GIVEN RECORDS:
— START —

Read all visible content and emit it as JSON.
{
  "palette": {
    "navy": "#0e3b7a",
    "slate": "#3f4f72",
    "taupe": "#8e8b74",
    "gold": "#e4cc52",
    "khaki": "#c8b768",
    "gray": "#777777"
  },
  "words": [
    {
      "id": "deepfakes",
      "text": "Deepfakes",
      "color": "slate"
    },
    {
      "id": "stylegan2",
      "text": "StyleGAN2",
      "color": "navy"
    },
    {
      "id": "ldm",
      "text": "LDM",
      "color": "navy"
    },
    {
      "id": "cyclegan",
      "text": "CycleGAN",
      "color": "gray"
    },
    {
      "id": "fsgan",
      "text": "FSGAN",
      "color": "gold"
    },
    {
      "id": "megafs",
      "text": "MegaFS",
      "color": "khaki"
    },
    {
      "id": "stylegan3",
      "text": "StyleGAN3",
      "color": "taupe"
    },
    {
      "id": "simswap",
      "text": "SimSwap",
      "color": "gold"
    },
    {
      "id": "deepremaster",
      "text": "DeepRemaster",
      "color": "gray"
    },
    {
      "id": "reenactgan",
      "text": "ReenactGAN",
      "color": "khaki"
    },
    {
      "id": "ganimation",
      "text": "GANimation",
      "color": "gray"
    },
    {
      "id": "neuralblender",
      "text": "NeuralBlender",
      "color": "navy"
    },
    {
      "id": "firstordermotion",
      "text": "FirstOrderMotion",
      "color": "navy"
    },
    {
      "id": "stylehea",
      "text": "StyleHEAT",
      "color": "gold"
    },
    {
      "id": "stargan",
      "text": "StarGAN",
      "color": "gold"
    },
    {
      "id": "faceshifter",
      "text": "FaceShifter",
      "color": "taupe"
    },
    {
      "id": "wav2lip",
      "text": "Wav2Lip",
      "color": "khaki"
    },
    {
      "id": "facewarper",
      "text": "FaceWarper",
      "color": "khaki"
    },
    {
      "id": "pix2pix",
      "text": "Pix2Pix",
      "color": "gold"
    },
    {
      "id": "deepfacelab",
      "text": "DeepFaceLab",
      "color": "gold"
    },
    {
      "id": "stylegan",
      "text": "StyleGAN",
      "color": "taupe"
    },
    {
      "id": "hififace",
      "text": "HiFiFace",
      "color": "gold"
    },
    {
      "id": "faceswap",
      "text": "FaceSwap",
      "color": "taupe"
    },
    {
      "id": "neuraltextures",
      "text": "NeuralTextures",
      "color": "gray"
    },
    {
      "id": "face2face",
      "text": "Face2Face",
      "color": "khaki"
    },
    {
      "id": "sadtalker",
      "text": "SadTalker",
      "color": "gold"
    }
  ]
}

— END —
— START —

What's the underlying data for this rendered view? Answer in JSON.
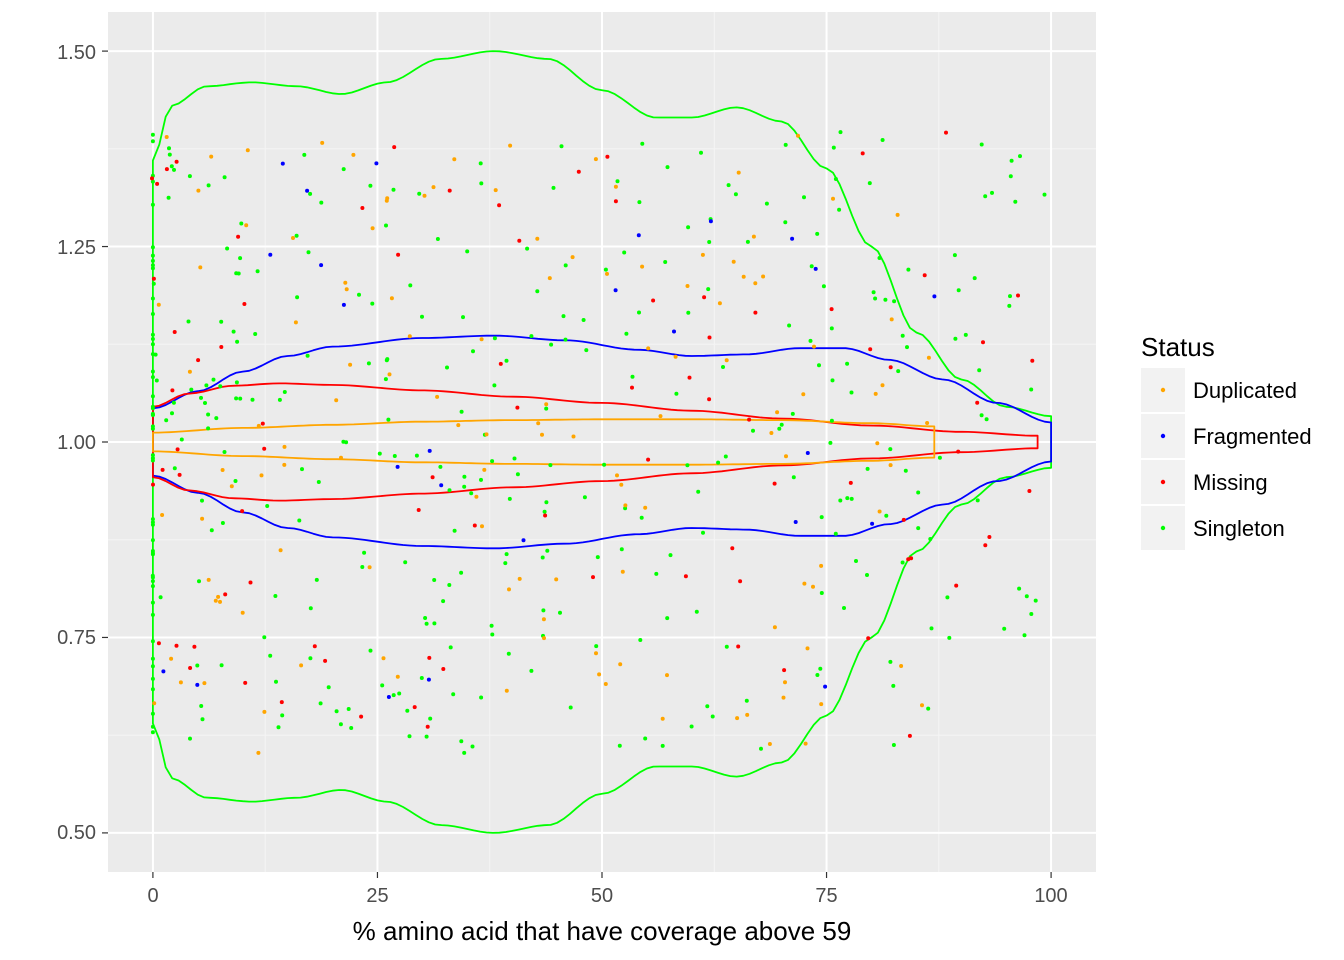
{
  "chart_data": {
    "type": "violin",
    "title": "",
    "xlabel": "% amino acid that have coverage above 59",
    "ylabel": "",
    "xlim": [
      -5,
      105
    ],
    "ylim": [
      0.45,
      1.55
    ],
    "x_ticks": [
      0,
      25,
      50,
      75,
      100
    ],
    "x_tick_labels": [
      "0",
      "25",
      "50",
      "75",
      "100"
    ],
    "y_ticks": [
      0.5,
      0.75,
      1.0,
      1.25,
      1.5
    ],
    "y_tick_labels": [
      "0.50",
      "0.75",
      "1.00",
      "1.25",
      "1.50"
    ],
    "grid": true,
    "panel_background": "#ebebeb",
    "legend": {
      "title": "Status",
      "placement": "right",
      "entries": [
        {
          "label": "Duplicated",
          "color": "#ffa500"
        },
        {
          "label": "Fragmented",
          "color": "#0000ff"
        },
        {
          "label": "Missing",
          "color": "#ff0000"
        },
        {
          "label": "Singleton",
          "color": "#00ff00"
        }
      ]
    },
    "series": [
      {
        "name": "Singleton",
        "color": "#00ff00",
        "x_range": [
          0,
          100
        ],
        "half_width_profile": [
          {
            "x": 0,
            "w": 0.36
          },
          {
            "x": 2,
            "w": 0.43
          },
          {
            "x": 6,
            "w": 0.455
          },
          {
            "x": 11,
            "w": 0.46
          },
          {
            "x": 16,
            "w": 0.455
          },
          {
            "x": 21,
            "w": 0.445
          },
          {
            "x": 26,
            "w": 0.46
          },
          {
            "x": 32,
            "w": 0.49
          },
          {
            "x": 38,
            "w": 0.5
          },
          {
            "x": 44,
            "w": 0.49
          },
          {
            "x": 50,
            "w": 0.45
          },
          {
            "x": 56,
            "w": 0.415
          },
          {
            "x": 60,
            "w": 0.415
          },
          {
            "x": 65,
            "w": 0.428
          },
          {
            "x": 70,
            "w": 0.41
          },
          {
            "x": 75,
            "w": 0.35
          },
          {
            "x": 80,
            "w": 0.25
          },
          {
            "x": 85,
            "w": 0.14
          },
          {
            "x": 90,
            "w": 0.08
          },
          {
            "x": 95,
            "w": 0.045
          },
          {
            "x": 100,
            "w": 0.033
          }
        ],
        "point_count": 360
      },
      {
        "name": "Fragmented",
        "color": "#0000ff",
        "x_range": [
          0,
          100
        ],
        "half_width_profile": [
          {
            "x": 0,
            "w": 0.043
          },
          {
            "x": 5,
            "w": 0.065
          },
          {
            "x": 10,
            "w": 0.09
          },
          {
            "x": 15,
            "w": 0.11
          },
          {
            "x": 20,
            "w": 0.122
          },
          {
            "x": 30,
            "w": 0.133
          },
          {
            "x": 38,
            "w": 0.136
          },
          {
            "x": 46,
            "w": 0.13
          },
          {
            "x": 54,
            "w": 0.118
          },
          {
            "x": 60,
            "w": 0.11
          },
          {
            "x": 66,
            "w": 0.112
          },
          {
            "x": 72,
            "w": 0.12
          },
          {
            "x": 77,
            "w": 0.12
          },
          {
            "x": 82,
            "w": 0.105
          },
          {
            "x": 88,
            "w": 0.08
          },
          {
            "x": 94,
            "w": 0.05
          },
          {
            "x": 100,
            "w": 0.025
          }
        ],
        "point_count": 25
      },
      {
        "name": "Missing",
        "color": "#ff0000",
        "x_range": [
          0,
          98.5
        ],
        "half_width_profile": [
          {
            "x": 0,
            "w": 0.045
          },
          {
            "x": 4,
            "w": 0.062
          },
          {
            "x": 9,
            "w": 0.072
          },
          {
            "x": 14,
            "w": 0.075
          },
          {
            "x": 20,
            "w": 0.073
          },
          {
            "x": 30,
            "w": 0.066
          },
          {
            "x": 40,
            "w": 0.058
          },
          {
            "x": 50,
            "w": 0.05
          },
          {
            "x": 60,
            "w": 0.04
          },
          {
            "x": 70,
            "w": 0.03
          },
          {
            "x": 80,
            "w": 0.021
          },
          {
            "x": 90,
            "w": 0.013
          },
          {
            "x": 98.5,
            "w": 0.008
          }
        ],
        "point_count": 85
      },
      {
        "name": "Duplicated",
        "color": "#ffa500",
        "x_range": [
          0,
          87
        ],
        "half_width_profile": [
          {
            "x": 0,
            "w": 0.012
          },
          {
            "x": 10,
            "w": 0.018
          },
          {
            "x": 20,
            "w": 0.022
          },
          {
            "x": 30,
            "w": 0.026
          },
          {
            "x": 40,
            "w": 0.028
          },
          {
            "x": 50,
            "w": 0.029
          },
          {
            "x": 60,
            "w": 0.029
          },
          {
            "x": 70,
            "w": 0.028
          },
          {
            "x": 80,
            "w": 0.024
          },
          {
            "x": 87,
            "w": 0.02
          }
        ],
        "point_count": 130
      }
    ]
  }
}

— END —

WORK INSTRUCTIONS: Answer with one number only: how many lines above contain the word "name".

TASK ANSWER: 4